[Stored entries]
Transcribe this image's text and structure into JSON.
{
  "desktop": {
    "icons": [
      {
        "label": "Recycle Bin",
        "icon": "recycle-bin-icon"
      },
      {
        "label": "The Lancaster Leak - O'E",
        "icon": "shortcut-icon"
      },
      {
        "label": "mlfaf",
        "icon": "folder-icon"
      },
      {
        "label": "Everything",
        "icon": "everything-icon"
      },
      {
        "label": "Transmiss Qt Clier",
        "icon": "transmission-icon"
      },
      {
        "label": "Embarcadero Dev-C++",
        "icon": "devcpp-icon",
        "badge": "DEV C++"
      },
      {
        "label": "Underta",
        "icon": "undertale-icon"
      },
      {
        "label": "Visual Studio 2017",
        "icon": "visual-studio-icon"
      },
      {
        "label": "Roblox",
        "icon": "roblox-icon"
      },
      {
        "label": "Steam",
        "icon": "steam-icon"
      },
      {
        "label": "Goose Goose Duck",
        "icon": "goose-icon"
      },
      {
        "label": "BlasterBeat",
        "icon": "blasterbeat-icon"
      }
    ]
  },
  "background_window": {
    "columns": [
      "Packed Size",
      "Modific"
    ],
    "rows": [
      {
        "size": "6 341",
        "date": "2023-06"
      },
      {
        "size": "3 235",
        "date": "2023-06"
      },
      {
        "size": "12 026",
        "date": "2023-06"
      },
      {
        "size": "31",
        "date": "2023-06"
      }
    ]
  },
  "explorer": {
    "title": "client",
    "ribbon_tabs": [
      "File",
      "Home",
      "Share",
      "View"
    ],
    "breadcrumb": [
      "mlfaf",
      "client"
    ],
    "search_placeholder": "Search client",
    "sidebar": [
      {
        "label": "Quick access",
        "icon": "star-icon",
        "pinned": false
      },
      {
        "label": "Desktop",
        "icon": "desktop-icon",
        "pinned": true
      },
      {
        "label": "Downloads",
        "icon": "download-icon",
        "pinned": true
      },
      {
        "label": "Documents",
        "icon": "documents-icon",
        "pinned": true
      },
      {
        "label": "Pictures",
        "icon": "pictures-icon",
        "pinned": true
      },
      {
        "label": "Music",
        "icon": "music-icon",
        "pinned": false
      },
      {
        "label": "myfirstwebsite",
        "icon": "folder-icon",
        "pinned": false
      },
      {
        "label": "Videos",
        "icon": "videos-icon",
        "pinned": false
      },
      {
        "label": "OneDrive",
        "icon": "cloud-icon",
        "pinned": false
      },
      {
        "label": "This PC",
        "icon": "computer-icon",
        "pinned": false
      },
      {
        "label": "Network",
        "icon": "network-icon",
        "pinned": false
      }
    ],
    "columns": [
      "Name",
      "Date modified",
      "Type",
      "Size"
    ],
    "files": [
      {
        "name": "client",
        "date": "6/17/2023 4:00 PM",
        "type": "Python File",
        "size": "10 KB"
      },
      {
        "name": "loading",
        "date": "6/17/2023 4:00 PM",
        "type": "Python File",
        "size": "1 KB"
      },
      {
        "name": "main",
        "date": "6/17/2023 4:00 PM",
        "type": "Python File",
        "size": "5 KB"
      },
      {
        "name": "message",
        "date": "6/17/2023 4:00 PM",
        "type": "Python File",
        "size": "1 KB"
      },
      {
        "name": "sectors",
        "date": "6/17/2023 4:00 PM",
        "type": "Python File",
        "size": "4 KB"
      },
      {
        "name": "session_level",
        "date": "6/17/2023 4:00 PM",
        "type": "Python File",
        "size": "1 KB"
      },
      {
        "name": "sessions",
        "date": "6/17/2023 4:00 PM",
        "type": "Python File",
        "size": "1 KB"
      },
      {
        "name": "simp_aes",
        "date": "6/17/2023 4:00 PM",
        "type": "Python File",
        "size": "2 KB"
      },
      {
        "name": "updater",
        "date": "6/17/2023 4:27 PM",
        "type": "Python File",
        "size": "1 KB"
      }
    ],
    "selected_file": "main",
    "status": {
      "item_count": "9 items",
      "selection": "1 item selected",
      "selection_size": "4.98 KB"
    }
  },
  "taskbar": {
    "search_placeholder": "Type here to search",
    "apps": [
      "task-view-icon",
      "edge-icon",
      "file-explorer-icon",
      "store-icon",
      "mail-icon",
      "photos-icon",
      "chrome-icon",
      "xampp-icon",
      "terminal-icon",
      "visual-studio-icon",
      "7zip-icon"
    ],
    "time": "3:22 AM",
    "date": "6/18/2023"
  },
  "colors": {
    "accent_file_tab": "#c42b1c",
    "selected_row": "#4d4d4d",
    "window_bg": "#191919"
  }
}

#### INSTRUCTION
Retype every entry word for word.

#### COMPLETE ANSWER
Transcribe this image's text and structure into JSON.
{
  "desktop": {
    "icons": [
      {
        "label": "Recycle Bin",
        "icon": "recycle-bin-icon"
      },
      {
        "label": "The Lancaster Leak - O'E",
        "icon": "shortcut-icon"
      },
      {
        "label": "mlfaf",
        "icon": "folder-icon"
      },
      {
        "label": "Everything",
        "icon": "everything-icon"
      },
      {
        "label": "Transmiss Qt Clier",
        "icon": "transmission-icon"
      },
      {
        "label": "Embarcadero Dev-C++",
        "icon": "devcpp-icon",
        "badge": "DEV C++"
      },
      {
        "label": "Underta",
        "icon": "undertale-icon"
      },
      {
        "label": "Visual Studio 2017",
        "icon": "visual-studio-icon"
      },
      {
        "label": "Roblox",
        "icon": "roblox-icon"
      },
      {
        "label": "Steam",
        "icon": "steam-icon"
      },
      {
        "label": "Goose Goose Duck",
        "icon": "goose-icon"
      },
      {
        "label": "BlasterBeat",
        "icon": "blasterbeat-icon"
      }
    ]
  },
  "background_window": {
    "columns": [
      "Packed Size",
      "Modific"
    ],
    "rows": [
      {
        "size": "6 341",
        "date": "2023-06"
      },
      {
        "size": "3 235",
        "date": "2023-06"
      },
      {
        "size": "12 026",
        "date": "2023-06"
      },
      {
        "size": "31",
        "date": "2023-06"
      }
    ]
  },
  "explorer": {
    "title": "client",
    "ribbon_tabs": [
      "File",
      "Home",
      "Share",
      "View"
    ],
    "breadcrumb": [
      "mlfaf",
      "client"
    ],
    "search_placeholder": "Search client",
    "sidebar": [
      {
        "label": "Quick access",
        "icon": "star-icon",
        "pinned": false
      },
      {
        "label": "Desktop",
        "icon": "desktop-icon",
        "pinned": true
      },
      {
        "label": "Downloads",
        "icon": "download-icon",
        "pinned": true
      },
      {
        "label": "Documents",
        "icon": "documents-icon",
        "pinned": true
      },
      {
        "label": "Pictures",
        "icon": "pictures-icon",
        "pinned": true
      },
      {
        "label": "Music",
        "icon": "music-icon",
        "pinned": false
      },
      {
        "label": "myfirstwebsite",
        "icon": "folder-icon",
        "pinned": false
      },
      {
        "label": "Videos",
        "icon": "videos-icon",
        "pinned": false
      },
      {
        "label": "OneDrive",
        "icon": "cloud-icon",
        "pinned": false
      },
      {
        "label": "This PC",
        "icon": "computer-icon",
        "pinned": false
      },
      {
        "label": "Network",
        "icon": "network-icon",
        "pinned": false
      }
    ],
    "columns": [
      "Name",
      "Date modified",
      "Type",
      "Size"
    ],
    "files": [
      {
        "name": "client",
        "date": "6/17/2023 4:00 PM",
        "type": "Python File",
        "size": "10 KB"
      },
      {
        "name": "loading",
        "date": "6/17/2023 4:00 PM",
        "type": "Python File",
        "size": "1 KB"
      },
      {
        "name": "main",
        "date": "6/17/2023 4:00 PM",
        "type": "Python File",
        "size": "5 KB"
      },
      {
        "name": "message",
        "date": "6/17/2023 4:00 PM",
        "type": "Python File",
        "size": "1 KB"
      },
      {
        "name": "sectors",
        "date": "6/17/2023 4:00 PM",
        "type": "Python File",
        "size": "4 KB"
      },
      {
        "name": "session_level",
        "date": "6/17/2023 4:00 PM",
        "type": "Python File",
        "size": "1 KB"
      },
      {
        "name": "sessions",
        "date": "6/17/2023 4:00 PM",
        "type": "Python File",
        "size": "1 KB"
      },
      {
        "name": "simp_aes",
        "date": "6/17/2023 4:00 PM",
        "type": "Python File",
        "size": "2 KB"
      },
      {
        "name": "updater",
        "date": "6/17/2023 4:27 PM",
        "type": "Python File",
        "size": "1 KB"
      }
    ],
    "selected_file": "main",
    "status": {
      "item_count": "9 items",
      "selection": "1 item selected",
      "selection_size": "4.98 KB"
    }
  },
  "taskbar": {
    "search_placeholder": "Type here to search",
    "apps": [
      "task-view-icon",
      "edge-icon",
      "file-explorer-icon",
      "store-icon",
      "mail-icon",
      "photos-icon",
      "chrome-icon",
      "xampp-icon",
      "terminal-icon",
      "visual-studio-icon",
      "7zip-icon"
    ],
    "time": "3:22 AM",
    "date": "6/18/2023"
  },
  "colors": {
    "accent_file_tab": "#c42b1c",
    "selected_row": "#4d4d4d",
    "window_bg": "#191919"
  }
}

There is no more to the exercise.